Copy every line, leaving nothing out and adding nothing.

################

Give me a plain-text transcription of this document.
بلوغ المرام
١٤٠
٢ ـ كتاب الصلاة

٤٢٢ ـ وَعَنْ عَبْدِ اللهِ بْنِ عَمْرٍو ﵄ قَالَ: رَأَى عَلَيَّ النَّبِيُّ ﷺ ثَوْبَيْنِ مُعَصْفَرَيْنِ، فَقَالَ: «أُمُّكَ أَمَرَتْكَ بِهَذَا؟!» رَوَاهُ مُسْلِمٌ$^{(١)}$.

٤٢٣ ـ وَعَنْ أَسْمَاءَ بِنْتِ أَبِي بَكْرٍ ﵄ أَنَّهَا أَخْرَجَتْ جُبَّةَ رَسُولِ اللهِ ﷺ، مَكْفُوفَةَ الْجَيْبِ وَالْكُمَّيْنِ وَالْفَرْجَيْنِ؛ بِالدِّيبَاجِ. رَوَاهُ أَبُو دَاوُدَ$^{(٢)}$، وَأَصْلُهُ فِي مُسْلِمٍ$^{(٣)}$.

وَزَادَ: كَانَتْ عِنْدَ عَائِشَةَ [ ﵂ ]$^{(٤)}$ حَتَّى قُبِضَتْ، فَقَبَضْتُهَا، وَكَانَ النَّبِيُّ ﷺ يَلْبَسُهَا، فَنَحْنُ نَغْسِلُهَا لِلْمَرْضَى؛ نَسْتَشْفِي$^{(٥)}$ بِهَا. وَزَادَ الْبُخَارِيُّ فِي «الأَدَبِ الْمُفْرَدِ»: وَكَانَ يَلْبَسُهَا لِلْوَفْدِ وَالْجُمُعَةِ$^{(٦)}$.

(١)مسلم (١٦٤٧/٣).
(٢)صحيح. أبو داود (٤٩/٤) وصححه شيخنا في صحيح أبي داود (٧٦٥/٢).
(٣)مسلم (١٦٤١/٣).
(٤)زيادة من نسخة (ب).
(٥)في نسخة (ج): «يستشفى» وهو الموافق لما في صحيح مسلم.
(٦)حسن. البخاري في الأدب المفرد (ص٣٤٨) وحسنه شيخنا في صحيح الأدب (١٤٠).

################

Finished answer:
Give me a plain-text transcription of this document.
بلوغ المرام
١٤٠
٢ ـ كتاب الصلاة

٤٢٢ ـ وَعَنْ عَبْدِ اللهِ بْنِ عَمْرٍو ﵄ قَالَ: رَأَى عَلَيَّ النَّبِيُّ ﷺ ثَوْبَيْنِ مُعَصْفَرَيْنِ، فَقَالَ: «أُمُّكَ أَمَرَتْكَ بِهَذَا؟!» رَوَاهُ مُسْلِمٌ$^{(١)}$.

٤٢٣ ـ وَعَنْ أَسْمَاءَ بِنْتِ أَبِي بَكْرٍ ﵄ أَنَّهَا أَخْرَجَتْ جُبَّةَ رَسُولِ اللهِ ﷺ، مَكْفُوفَةَ الْجَيْبِ وَالْكُمَّيْنِ وَالْفَرْجَيْنِ؛ بِالدِّيبَاجِ. رَوَاهُ أَبُو دَاوُدَ$^{(٢)}$، وَأَصْلُهُ فِي مُسْلِمٍ$^{(٣)}$.

وَزَادَ: كَانَتْ عِنْدَ عَائِشَةَ [ ﵂ ]$^{(٤)}$ حَتَّى قُبِضَتْ، فَقَبَضْتُهَا، وَكَانَ النَّبِيُّ ﷺ يَلْبَسُهَا، فَنَحْنُ نَغْسِلُهَا لِلْمَرْضَى؛ نَسْتَشْفِي$^{(٥)}$ بِهَا. وَزَادَ الْبُخَارِيُّ فِي «الأَدَبِ الْمُفْرَدِ»: وَكَانَ يَلْبَسُهَا لِلْوَفْدِ وَالْجُمُعَةِ$^{(٦)}$.

(١)مسلم (١٦٤٧/٣).
(٢)صحيح. أبو داود (٤٩/٤) وصححه شيخنا في صحيح أبي داود (٧٦٥/٢).
(٣)مسلم (١٦٤١/٣).
(٤)زيادة من نسخة (ب).
(٥)في نسخة (ج): «يستشفى» وهو الموافق لما في صحيح مسلم.
(٦)حسن. البخاري في الأدب المفرد (ص٣٤٨) وحسنه شيخنا في صحيح الأدب (١٤٠).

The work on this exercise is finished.